**Supplied data**
** BEGIN **

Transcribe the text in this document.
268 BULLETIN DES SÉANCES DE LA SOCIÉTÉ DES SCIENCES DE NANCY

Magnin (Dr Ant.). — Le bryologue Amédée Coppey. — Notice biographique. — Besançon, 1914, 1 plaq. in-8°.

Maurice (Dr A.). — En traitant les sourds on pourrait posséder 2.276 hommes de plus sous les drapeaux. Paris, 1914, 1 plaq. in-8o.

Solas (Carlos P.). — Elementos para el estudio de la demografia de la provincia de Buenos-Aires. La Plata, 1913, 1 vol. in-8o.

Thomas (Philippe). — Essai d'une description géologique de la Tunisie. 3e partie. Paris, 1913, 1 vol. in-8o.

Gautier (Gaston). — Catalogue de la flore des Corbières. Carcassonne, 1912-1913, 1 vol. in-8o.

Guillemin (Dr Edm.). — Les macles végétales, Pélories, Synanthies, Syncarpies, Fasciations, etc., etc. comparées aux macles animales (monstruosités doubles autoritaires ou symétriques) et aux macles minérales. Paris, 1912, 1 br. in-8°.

** END **

**To be done**
Above are the records; retype every one exactly.

**Final answer**
Transcribe the text in this document.
268 BULLETIN DES SÉANCES DE LA SOCIÉTÉ DES SCIENCES DE NANCY

Magnin (Dr Ant.). — Le bryologue Amédée Coppey. — Notice biographique. — Besançon, 1914, 1 plaq. in-8°.

Maurice (Dr A.). — En traitant les sourds on pourrait posséder 2.276 hommes de plus sous les drapeaux. Paris, 1914, 1 plaq. in-8o.

Solas (Carlos P.). — Elementos para el estudio de la demografia de la provincia de Buenos-Aires. La Plata, 1913, 1 vol. in-8o.

Thomas (Philippe). — Essai d'une description géologique de la Tunisie. 3e partie. Paris, 1913, 1 vol. in-8o.

Gautier (Gaston). — Catalogue de la flore des Corbières. Carcassonne, 1912-1913, 1 vol. in-8o.

Guillemin (Dr Edm.). — Les macles végétales, Pélories, Synanthies, Syncarpies, Fasciations, etc., etc. comparées aux macles animales (monstruosités doubles autoritaires ou symétriques) et aux macles minérales. Paris, 1912, 1 br. in-8°.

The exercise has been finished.